MATERIAL
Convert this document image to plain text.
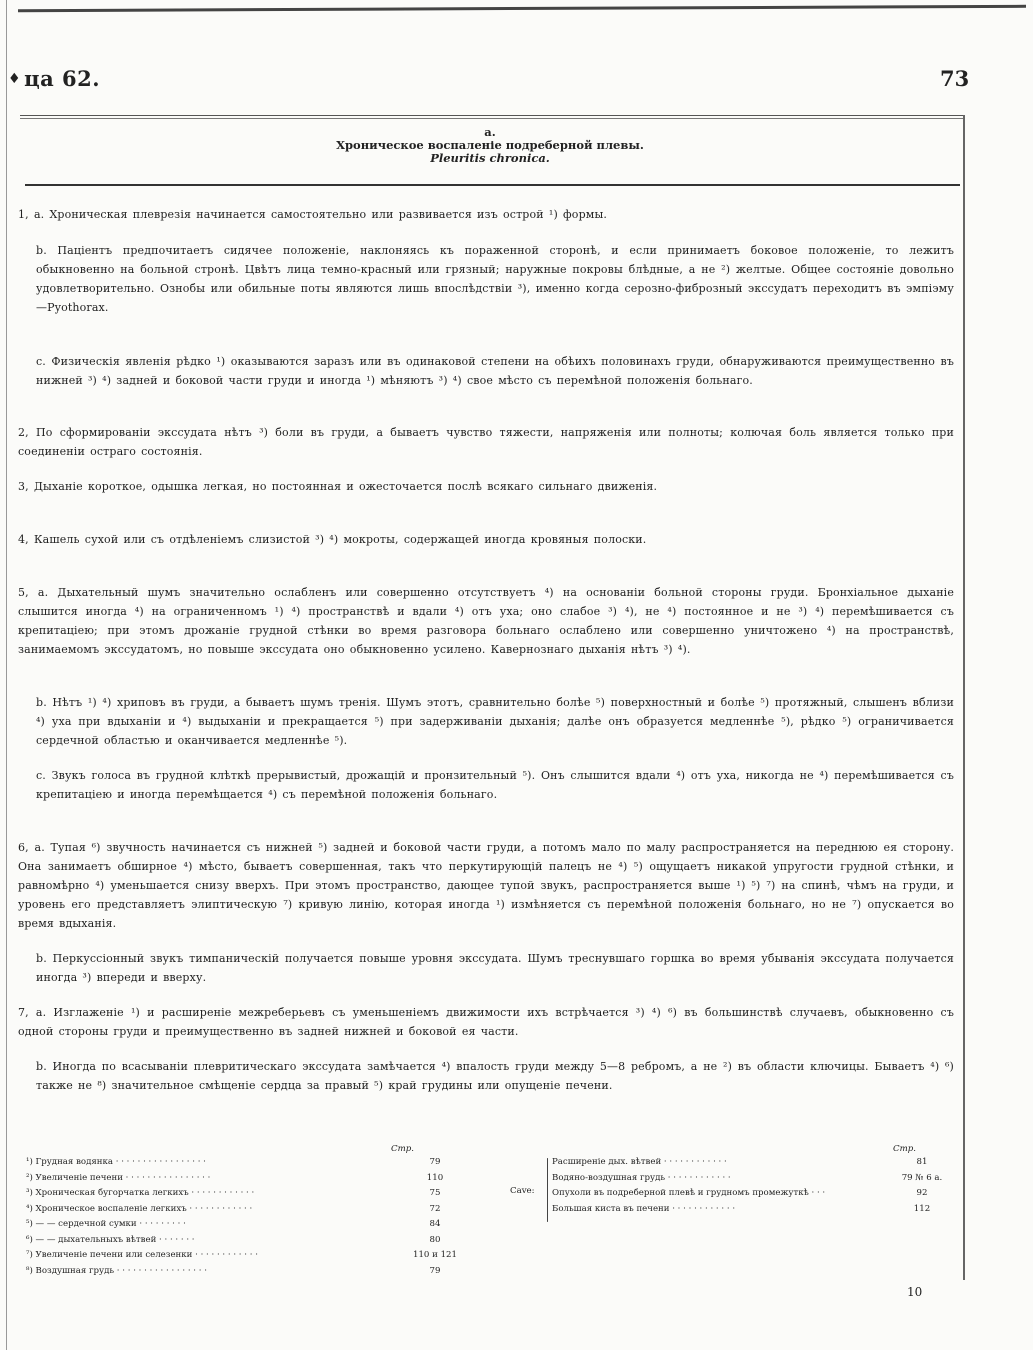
♦ ца 62.	73
а.
Хроническое воспаленіе подреберной плевы.
Pleuritis chronica.

1, а. Хроническая плеврезія начинается самостоятельно или развивается изъ острой ¹) формы.

b. Паціентъ предпочитаетъ сидячее положеніе, наклоняясь къ пораженной сторонѣ, и если принимаетъ боковое положеніе, то лежитъ обыкновенно на больной стронѣ. Цвѣтъ лица темно-красный или грязный; наружные покровы блѣдные, а не ²) желтые. Общее состояніе довольно удовлетворительно. Ознобы или обильные поты являются лишь впослѣдствіи ³), именно когда серозно-фиброзный экссудатъ переходитъ въ эмпіэму—Pyothorax.

c. Физическія явленія рѣдко ¹) оказываются заразъ или въ одинаковой степени на обѣихъ половинахъ груди, обнаруживаются преимущественно въ нижней ³) ⁴) задней и боковой части груди и иногда ¹) мѣняютъ ³) ⁴) свое мѣсто съ перемѣной положенія больнаго.

2, По сформированіи экссудата нѣтъ ³) боли въ груди, а бываетъ чувство тяжести, напряженія или полноты; колючая боль является только при соединеніи остраго состоянія.

3, Дыханіе короткое, одышка легкая, но постоянная и ожесточается послѣ всякаго сильнаго движенія.

4, Кашель сухой или съ отдѣленіемъ слизистой ³) ⁴) мокроты, содержащей иногда кровяныя полоски.

5, а. Дыхательный шумъ значительно ослабленъ или совершенно отсутствуетъ ⁴) на основаніи больной стороны груди. Бронхіальное дыханіе слышится иногда ⁴) на ограниченномъ ¹) ⁴) пространствѣ и вдали ⁴) отъ уха; оно слабое ³) ⁴), не ⁴) постоянное и не ³) ⁴) перемѣшивается съ крепитаціею; при этомъ дрожаніе грудной стѣнки во время разговора больнаго ослаблено или совершенно уничтожено ⁴) на пространствѣ, занимаемомъ экссудатомъ, но повыше экссудата оно обыкновенно усилено. Кавернознаго дыханія нѣтъ ³) ⁴).

b. Нѣтъ ¹) ⁴) хриповъ въ груди, а бываетъ шумъ тренія. Шумъ этотъ, сравнительно болѣе ⁵) поверхностный и болѣе ⁵) протяжный, слышенъ вблизи ⁴) уха при вдыханіи и ⁴) выдыханіи и прекращается ⁵) при задерживаніи дыханія; далѣе онъ образуется медленнѣе ⁵), рѣдко ⁵) ограничивается сердечной областью и оканчивается медленнѣе ⁵).

c. Звукъ голоса въ грудной клѣткѣ прерывистый, дрожащій и пронзительный ⁵). Онъ слышится вдали ⁴) отъ уха, никогда не ⁴) перемѣшивается съ крепитаціею и иногда перемѣщается ⁴) съ перемѣной положенія больнаго.

6, а. Тупая ⁶) звучность начинается съ нижней ⁵) задней и боковой части груди, а потомъ мало по малу распространяется на переднюю ея сторону. Она занимаетъ обширное ⁴) мѣсто, бываетъ совершенная, такъ что перкутирующій палецъ не ⁴) ⁵) ощущаетъ никакой упругости грудной стѣнки, и равномѣрно ⁴) уменьшается снизу вверхъ. При этомъ пространство, дающее тупой звукъ, распространяется выше ¹) ⁵) ⁷) на спинѣ, чѣмъ на груди, и уровень его представляетъ элиптическую ⁷) кривую линію, которая иногда ¹) измѣняется съ перемѣной положенія больнаго, но не ⁷) опускается во время вдыханія.

b. Перкуссіонный звукъ тимпаническій получается повыше уровня экссудата. Шумъ треснувшаго горшка во время убыванія экссудата получается иногда ³) впереди и вверху.

7, а. Изглаженіе ¹) и расширеніе межреберьевъ съ уменьшеніемъ движимости ихъ встрѣчается ³) ⁴) ⁶) въ большинствѣ случаевъ, обыкновенно съ одной стороны груди и преимущественно въ задней нижней и боковой ея части.

b. Иногда по всасываніи плевритическаго экссудата замѣчается ⁴) впалость груди между 5—8 ребромъ, а не ²) въ области ключицы. Бываетъ ⁴) ⁶) также не ⁸) значительное смѣщеніе сердца за правый ⁵) край грудины или опущеніе печени.

Стр.
¹) Грудная водянка · · · · · · · · · · · · · · · · ·	79
²) Увеличеніе печени · · · · · · · · · · · · · · · ·	110
³) Хроническая бугорчатка легкихъ · · · · · · · · · · · ·	75
⁴) Хроническое воспаленіе легкихъ · · · · · · · · · · · ·	72
⁵) — — сердечной сумки · · · · · · · · ·	84
⁶) — — дыхательныхъ вѣтвей · · · · · · ·	80
⁷) Увеличеніе печени или селезенки · · · · · · · · · · · ·	110 и 121
⁸) Воздушная грудь · · · · · · · · · · · · · · · · ·	79
Стр.
Cave:
Расширеніе дых. вѣтвей · · · · · · · · · · · ·	81
Водяно-воздушная грудь · · · · · · · · · · · ·	79 № 6 а.
Опухоли въ подреберной плевѣ и грудномъ промежуткѣ · · ·	92
Большая киста въ печени · · · · · · · · · · · ·	112
10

GIVEN REQUEST
Gather each line in these records that contains the string "Увеличеніе".

RIGHT ANSWER
²) Увеличеніе печени · · · · · · · · · · · · · · · ·	110
⁷) Увеличеніе печени или селезенки · · · · · · · · · · · ·	110 и 121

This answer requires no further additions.